═════ Dataset rows ═════
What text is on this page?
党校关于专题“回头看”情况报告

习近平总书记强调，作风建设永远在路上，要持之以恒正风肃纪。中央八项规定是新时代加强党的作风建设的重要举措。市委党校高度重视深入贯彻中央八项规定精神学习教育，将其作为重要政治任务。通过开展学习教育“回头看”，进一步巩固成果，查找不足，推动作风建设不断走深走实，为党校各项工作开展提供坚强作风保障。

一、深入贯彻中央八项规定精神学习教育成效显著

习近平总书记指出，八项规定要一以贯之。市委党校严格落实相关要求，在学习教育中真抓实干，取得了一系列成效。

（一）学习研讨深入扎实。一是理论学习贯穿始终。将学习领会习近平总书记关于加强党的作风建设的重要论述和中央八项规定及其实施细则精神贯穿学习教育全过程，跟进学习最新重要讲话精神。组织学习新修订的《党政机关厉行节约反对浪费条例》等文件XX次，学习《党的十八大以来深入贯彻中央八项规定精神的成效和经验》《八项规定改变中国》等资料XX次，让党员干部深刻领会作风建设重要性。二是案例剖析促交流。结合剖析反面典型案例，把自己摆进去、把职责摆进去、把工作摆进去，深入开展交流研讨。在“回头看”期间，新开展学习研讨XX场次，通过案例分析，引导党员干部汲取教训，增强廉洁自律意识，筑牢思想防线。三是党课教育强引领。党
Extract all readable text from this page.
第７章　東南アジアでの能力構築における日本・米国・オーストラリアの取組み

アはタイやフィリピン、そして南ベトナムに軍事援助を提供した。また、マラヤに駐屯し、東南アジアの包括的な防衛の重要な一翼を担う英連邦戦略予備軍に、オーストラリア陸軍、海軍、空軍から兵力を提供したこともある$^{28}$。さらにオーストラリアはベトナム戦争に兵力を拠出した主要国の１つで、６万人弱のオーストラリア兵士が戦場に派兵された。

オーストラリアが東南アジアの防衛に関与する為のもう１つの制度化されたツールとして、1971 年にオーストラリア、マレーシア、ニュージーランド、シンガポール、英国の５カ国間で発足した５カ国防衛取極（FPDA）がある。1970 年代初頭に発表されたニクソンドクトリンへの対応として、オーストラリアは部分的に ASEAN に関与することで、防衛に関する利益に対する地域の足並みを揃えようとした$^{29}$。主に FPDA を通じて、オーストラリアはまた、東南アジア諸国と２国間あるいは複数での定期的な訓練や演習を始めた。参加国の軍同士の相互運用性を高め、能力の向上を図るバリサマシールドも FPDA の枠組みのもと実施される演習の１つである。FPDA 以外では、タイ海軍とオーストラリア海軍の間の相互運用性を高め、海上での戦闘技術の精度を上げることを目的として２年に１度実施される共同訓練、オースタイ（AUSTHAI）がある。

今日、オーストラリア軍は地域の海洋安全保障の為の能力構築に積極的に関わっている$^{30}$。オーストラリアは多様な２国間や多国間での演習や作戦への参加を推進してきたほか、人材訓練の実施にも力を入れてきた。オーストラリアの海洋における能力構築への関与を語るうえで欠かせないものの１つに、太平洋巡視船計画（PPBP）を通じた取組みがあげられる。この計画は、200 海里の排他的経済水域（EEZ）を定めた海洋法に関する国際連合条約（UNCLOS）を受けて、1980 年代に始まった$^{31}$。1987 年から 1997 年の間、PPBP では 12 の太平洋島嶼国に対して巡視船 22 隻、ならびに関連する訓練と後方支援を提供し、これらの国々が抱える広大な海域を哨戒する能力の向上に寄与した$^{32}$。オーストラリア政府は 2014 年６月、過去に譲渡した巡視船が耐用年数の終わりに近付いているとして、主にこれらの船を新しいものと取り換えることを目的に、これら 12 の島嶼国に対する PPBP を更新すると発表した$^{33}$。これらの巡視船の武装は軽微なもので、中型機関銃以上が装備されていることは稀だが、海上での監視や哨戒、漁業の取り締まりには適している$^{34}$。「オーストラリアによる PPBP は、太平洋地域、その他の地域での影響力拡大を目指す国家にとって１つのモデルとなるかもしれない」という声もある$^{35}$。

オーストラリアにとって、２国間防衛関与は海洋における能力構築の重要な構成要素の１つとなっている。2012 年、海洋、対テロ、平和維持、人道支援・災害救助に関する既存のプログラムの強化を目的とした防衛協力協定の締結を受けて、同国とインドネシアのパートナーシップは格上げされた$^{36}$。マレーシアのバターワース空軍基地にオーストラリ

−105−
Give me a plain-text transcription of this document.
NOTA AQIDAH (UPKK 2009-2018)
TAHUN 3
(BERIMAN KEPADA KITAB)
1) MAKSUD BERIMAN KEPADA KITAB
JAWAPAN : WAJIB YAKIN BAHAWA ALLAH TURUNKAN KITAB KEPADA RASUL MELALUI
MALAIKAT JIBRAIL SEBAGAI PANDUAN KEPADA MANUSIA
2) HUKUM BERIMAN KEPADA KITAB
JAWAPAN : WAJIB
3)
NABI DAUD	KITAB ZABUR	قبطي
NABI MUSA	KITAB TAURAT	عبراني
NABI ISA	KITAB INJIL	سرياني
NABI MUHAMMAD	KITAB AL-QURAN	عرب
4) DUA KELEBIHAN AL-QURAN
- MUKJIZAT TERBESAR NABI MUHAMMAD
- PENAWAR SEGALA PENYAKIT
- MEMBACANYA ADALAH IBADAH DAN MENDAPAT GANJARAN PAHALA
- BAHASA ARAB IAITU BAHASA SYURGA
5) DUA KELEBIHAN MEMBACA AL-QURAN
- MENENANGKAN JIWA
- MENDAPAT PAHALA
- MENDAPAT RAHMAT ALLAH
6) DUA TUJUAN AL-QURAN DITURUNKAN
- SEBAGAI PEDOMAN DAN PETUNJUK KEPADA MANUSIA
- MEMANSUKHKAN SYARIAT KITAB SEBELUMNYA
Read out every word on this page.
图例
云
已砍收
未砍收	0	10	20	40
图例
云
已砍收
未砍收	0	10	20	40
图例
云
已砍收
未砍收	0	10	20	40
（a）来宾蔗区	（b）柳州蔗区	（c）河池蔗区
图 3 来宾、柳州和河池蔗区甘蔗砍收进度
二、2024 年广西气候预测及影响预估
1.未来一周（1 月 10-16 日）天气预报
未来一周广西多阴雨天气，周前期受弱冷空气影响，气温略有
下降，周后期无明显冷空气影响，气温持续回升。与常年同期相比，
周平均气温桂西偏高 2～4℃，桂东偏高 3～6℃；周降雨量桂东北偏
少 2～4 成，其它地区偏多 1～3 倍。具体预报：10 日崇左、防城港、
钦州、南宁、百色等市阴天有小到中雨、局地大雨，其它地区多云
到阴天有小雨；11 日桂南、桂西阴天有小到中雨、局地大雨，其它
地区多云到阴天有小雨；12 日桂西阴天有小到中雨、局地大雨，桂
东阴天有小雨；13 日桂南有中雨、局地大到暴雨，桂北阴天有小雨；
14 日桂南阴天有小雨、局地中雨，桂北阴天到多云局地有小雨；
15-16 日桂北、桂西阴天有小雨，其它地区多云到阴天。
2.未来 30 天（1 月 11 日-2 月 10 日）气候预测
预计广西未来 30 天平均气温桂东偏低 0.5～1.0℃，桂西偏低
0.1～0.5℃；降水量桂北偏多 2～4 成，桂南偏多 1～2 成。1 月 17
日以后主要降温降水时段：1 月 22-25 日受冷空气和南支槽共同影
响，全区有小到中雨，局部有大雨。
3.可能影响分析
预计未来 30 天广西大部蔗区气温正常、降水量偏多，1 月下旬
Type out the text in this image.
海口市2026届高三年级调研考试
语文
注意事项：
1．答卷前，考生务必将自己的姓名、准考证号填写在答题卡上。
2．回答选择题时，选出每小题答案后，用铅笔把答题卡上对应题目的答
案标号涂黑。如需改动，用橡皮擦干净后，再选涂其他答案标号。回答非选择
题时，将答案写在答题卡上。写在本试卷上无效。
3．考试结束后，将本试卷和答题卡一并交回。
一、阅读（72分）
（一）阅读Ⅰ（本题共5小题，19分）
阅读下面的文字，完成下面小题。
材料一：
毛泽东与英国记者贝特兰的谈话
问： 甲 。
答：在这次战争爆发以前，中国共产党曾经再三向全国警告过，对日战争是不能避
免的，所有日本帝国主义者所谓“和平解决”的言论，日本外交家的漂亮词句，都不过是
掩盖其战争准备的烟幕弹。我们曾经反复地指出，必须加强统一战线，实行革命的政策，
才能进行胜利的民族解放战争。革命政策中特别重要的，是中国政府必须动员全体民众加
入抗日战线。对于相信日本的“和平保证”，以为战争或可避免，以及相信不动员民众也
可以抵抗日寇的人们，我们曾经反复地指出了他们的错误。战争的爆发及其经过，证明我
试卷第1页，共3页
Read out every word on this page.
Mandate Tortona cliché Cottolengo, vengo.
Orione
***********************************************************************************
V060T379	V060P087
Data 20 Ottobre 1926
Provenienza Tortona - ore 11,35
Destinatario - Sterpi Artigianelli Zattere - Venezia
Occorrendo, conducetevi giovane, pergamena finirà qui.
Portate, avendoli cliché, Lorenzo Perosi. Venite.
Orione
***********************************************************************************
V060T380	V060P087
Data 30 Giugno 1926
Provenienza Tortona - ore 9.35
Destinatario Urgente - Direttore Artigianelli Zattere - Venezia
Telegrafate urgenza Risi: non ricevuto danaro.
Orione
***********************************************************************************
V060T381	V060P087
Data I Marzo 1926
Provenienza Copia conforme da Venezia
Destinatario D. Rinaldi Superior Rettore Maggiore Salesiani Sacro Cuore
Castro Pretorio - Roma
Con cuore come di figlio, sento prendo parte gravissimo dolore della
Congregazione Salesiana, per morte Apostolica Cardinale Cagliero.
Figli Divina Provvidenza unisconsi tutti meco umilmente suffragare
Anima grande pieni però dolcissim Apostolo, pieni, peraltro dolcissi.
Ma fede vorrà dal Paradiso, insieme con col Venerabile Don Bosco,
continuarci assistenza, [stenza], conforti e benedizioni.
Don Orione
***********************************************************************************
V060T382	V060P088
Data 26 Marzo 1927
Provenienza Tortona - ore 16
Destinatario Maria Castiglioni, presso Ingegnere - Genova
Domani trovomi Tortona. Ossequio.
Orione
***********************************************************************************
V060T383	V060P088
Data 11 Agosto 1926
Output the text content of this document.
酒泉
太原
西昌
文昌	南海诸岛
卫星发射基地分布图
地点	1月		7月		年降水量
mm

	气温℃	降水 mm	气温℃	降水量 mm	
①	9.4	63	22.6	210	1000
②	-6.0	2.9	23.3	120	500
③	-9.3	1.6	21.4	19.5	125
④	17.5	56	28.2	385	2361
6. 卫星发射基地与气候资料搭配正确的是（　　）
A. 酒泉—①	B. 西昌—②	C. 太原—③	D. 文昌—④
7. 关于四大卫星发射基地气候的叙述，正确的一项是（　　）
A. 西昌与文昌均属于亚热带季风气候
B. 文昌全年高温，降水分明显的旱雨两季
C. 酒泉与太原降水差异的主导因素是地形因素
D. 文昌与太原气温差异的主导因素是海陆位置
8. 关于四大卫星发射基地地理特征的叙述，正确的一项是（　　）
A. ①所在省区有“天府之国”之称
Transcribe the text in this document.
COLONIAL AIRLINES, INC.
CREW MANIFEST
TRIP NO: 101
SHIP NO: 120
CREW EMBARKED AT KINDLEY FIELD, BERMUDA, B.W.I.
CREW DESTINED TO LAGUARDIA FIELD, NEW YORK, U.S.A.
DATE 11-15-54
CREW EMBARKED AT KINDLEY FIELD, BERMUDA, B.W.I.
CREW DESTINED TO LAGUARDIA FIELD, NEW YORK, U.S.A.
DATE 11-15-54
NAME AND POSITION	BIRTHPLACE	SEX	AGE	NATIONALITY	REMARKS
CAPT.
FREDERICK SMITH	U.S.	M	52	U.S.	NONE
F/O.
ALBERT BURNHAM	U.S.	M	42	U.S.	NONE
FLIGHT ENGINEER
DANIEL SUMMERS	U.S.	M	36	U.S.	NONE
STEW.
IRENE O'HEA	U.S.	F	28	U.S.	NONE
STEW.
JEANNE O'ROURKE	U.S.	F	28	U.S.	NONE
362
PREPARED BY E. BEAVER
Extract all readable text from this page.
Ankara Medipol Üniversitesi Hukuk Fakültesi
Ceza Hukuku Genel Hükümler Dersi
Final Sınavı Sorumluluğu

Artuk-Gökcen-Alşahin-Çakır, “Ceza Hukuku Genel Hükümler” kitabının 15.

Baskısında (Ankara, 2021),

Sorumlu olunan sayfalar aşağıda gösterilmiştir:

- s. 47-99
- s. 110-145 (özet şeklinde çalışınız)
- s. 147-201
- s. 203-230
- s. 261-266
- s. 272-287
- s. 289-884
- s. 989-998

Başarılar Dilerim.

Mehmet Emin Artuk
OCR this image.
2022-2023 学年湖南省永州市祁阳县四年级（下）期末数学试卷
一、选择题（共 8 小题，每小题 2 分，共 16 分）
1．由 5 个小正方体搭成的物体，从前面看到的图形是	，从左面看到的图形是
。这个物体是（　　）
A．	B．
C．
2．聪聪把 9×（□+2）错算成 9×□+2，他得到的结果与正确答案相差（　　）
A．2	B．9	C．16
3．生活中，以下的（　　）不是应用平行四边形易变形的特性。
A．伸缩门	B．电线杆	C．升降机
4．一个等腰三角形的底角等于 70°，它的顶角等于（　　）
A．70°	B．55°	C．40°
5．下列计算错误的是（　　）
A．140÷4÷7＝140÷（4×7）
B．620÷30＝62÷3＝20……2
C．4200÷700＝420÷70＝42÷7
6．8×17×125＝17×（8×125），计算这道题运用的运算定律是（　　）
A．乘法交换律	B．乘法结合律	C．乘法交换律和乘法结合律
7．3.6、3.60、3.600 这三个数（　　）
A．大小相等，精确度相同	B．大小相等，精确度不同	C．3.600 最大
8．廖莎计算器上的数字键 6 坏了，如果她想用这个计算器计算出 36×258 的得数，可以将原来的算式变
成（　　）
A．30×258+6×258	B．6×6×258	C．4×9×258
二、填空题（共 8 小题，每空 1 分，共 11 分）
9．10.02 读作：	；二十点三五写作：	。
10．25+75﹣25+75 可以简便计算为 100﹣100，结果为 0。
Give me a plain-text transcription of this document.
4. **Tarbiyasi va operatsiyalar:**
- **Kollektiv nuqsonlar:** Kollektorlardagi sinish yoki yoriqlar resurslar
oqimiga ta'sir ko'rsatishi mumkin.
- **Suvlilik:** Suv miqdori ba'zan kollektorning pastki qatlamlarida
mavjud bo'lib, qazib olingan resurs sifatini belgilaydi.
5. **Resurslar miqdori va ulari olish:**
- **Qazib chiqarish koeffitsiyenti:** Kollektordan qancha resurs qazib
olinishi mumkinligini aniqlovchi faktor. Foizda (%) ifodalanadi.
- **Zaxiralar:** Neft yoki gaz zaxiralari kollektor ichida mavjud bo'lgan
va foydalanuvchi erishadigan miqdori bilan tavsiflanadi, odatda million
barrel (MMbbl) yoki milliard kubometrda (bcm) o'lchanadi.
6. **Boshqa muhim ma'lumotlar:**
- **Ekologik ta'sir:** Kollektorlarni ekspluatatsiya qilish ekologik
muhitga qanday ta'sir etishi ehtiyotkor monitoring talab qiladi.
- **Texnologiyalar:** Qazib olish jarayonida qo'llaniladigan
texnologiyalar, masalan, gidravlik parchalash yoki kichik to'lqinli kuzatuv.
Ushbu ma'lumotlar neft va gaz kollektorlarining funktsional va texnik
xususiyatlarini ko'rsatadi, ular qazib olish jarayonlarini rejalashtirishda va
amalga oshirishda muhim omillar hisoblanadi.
═════
What to work on:
Select the lines from the entries that include the word "NONE".

Solution to this exercise:
FREDERICK SMITH	U.S.	M	52	U.S.	NONE
ALBERT BURNHAM	U.S.	M	42	U.S.	NONE
DANIEL SUMMERS	U.S.	M	36	U.S.	NONE
IRENE O'HEA	U.S.	F	28	U.S.	NONE
JEANNE O'ROURKE	U.S.	F	28	U.S.	NONE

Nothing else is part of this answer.